[Data records]

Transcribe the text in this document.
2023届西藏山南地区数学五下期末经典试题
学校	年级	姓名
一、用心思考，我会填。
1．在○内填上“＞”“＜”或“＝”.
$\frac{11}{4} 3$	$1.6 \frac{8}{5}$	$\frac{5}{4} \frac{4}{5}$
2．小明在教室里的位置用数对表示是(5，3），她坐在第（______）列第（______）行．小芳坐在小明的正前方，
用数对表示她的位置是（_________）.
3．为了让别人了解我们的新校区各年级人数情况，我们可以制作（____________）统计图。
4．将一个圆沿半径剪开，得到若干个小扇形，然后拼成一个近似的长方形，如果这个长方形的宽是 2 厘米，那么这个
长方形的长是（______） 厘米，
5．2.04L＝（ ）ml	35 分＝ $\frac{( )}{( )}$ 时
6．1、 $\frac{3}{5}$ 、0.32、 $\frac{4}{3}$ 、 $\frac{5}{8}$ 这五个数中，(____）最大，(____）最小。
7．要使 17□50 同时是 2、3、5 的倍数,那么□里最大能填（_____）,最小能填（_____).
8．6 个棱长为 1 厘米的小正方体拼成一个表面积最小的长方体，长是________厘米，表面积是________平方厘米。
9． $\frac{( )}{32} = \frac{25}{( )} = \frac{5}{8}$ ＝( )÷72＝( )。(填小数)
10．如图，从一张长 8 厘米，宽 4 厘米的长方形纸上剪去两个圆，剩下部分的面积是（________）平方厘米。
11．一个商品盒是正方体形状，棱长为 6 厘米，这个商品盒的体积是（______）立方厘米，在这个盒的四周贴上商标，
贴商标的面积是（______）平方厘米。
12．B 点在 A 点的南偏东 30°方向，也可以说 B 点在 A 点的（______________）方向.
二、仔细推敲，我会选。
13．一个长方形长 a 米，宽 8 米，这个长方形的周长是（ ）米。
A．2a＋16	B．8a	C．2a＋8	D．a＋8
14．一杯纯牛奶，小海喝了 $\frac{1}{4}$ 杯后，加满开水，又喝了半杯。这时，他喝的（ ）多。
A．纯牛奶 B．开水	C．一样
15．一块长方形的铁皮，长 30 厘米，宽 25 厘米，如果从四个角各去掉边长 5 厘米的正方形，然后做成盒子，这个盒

_CHALLENGE:_
Extract the data in full. Keep it word for word.

_ANSWER FOR THE TASK:_
Transcribe the text in this document.
2023届西藏山南地区数学五下期末经典试题
学校	年级	姓名
一、用心思考，我会填。
1．在○内填上“＞”“＜”或“＝”.
$\frac{11}{4} 3$	$1.6 \frac{8}{5}$	$\frac{5}{4} \frac{4}{5}$
2．小明在教室里的位置用数对表示是(5，3），她坐在第（______）列第（______）行．小芳坐在小明的正前方，
用数对表示她的位置是（_________）.
3．为了让别人了解我们的新校区各年级人数情况，我们可以制作（____________）统计图。
4．将一个圆沿半径剪开，得到若干个小扇形，然后拼成一个近似的长方形，如果这个长方形的宽是 2 厘米，那么这个
长方形的长是（______） 厘米，
5．2.04L＝（ ）ml	35 分＝ $\frac{( )}{( )}$ 时
6．1、 $\frac{3}{5}$ 、0.32、 $\frac{4}{3}$ 、 $\frac{5}{8}$ 这五个数中，(____）最大，(____）最小。
7．要使 17□50 同时是 2、3、5 的倍数,那么□里最大能填（_____）,最小能填（_____).
8．6 个棱长为 1 厘米的小正方体拼成一个表面积最小的长方体，长是________厘米，表面积是________平方厘米。
9． $\frac{( )}{32} = \frac{25}{( )} = \frac{5}{8}$ ＝( )÷72＝( )。(填小数)
10．如图，从一张长 8 厘米，宽 4 厘米的长方形纸上剪去两个圆，剩下部分的面积是（________）平方厘米。
11．一个商品盒是正方体形状，棱长为 6 厘米，这个商品盒的体积是（______）立方厘米，在这个盒的四周贴上商标，
贴商标的面积是（______）平方厘米。
12．B 点在 A 点的南偏东 30°方向，也可以说 B 点在 A 点的（______________）方向.
二、仔细推敲，我会选。
13．一个长方形长 a 米，宽 8 米，这个长方形的周长是（ ）米。
A．2a＋16	B．8a	C．2a＋8	D．a＋8
14．一杯纯牛奶，小海喝了 $\frac{1}{4}$ 杯后，加满开水，又喝了半杯。这时，他喝的（ ）多。
A．纯牛奶 B．开水	C．一样
15．一块长方形的铁皮，长 30 厘米，宽 25 厘米，如果从四个角各去掉边长 5 厘米的正方形，然后做成盒子，这个盒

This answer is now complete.